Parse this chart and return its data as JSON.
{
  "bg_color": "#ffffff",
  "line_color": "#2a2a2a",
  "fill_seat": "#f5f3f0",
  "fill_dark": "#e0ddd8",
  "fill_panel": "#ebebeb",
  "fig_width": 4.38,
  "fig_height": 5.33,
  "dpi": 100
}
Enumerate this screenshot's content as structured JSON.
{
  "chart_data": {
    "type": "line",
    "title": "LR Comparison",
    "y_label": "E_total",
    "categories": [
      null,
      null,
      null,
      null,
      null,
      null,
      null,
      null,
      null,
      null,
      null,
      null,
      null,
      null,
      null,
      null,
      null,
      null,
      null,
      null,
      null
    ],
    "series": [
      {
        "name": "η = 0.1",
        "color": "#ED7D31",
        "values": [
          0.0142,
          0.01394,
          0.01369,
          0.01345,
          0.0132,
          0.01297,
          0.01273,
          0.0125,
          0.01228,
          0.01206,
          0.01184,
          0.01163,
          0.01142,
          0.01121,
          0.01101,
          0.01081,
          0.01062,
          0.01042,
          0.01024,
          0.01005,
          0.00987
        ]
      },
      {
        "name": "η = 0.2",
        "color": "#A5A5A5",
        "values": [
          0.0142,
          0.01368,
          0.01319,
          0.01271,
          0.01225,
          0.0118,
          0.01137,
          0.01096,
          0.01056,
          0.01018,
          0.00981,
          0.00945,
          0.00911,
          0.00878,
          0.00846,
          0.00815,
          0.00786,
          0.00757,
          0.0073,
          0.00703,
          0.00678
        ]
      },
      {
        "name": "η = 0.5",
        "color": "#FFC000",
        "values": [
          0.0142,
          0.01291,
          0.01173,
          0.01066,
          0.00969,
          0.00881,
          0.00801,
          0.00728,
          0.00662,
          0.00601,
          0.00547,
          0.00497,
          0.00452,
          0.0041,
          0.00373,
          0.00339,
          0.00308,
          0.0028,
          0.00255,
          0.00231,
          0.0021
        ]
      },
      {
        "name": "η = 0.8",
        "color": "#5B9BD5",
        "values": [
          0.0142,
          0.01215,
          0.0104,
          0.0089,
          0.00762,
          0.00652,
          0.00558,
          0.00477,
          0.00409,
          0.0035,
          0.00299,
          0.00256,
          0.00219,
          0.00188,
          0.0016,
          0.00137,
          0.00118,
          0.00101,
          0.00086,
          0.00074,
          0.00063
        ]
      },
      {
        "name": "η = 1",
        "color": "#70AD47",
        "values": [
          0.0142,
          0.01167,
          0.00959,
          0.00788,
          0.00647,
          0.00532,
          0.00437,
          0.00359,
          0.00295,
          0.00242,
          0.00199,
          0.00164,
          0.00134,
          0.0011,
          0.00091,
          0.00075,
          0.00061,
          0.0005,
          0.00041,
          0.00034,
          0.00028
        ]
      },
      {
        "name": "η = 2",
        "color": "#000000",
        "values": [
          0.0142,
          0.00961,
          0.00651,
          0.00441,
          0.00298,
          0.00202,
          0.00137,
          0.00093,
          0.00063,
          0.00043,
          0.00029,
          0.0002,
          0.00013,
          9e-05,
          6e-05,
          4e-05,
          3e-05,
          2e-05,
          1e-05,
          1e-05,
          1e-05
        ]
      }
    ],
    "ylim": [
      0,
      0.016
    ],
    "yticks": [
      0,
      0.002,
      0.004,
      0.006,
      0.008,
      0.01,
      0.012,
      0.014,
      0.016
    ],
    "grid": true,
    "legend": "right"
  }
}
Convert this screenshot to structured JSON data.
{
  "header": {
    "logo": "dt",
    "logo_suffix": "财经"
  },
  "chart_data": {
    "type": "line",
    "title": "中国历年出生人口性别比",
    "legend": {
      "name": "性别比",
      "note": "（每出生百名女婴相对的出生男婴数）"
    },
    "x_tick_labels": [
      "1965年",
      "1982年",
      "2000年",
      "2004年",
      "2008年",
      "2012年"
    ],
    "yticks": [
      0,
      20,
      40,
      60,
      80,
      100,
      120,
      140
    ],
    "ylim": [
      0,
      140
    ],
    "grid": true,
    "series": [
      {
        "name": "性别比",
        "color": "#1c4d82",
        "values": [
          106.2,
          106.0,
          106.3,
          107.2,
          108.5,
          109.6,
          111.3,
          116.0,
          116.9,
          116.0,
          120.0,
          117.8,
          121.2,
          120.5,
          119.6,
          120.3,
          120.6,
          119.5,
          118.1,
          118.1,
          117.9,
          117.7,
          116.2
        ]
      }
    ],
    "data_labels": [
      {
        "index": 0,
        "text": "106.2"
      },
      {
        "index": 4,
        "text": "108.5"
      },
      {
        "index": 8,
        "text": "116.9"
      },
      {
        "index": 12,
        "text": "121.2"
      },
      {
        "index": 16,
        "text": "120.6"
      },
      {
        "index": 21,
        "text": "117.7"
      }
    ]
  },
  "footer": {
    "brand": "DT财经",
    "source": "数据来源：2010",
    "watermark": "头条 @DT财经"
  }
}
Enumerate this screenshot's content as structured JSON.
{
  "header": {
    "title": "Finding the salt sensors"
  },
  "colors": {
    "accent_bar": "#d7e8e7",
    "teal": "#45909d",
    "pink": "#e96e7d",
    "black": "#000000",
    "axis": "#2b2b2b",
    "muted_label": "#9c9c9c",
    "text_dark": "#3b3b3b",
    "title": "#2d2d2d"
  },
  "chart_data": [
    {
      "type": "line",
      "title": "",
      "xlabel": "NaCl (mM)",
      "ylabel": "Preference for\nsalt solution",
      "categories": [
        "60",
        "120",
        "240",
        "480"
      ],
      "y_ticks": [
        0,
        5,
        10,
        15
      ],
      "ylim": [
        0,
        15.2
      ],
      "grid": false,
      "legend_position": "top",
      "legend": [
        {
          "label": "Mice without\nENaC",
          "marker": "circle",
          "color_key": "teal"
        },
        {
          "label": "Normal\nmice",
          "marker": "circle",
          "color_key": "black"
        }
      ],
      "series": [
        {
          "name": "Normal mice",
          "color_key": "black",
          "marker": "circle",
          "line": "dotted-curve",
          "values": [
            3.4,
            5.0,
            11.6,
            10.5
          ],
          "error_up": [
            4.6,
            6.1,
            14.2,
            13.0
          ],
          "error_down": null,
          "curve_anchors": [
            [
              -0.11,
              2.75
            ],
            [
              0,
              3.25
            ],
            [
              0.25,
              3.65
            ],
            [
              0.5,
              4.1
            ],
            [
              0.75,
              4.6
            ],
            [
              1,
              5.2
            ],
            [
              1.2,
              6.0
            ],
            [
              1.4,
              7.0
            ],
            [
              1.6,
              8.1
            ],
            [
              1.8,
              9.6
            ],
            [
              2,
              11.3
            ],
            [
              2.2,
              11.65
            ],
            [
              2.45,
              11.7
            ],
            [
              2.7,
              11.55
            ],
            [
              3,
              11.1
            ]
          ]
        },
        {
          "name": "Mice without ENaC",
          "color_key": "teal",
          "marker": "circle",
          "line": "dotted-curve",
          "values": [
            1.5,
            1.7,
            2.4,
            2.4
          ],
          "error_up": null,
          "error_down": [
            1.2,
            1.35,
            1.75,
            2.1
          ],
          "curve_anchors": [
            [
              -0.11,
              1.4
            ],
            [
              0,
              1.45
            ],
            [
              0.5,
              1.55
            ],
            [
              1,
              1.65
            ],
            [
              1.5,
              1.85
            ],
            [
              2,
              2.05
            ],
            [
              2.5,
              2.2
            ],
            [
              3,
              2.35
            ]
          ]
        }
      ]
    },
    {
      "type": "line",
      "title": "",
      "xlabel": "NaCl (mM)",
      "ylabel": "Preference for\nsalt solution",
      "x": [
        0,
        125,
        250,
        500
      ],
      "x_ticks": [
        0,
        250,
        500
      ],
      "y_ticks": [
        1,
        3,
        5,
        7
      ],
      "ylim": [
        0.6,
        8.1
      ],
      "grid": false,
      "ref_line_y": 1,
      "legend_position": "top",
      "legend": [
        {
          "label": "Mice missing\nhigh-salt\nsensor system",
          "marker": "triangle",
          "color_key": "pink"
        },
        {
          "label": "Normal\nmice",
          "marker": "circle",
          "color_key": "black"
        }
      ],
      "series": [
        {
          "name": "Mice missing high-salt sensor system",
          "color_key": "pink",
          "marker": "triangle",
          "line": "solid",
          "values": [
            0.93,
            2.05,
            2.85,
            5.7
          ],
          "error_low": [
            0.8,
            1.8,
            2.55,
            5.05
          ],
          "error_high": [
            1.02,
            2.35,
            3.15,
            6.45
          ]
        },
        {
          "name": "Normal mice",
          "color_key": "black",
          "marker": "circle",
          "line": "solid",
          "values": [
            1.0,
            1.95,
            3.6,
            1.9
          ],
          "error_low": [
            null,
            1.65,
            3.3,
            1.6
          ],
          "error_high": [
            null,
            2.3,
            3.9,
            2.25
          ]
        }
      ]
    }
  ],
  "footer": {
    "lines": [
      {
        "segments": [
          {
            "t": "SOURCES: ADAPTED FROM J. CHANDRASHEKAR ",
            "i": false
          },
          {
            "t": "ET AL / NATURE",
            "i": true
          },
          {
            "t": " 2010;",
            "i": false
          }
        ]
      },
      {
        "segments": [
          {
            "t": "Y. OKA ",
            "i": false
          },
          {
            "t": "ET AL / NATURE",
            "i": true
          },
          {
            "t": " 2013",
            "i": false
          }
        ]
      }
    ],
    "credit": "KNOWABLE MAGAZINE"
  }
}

What the task asks: Look through the entries and find each line that has the string "pink". Copy those lines.

Expected output:
    "pink": "#e96e7d",
          "color_key": "pink"
          "color_key": "pink",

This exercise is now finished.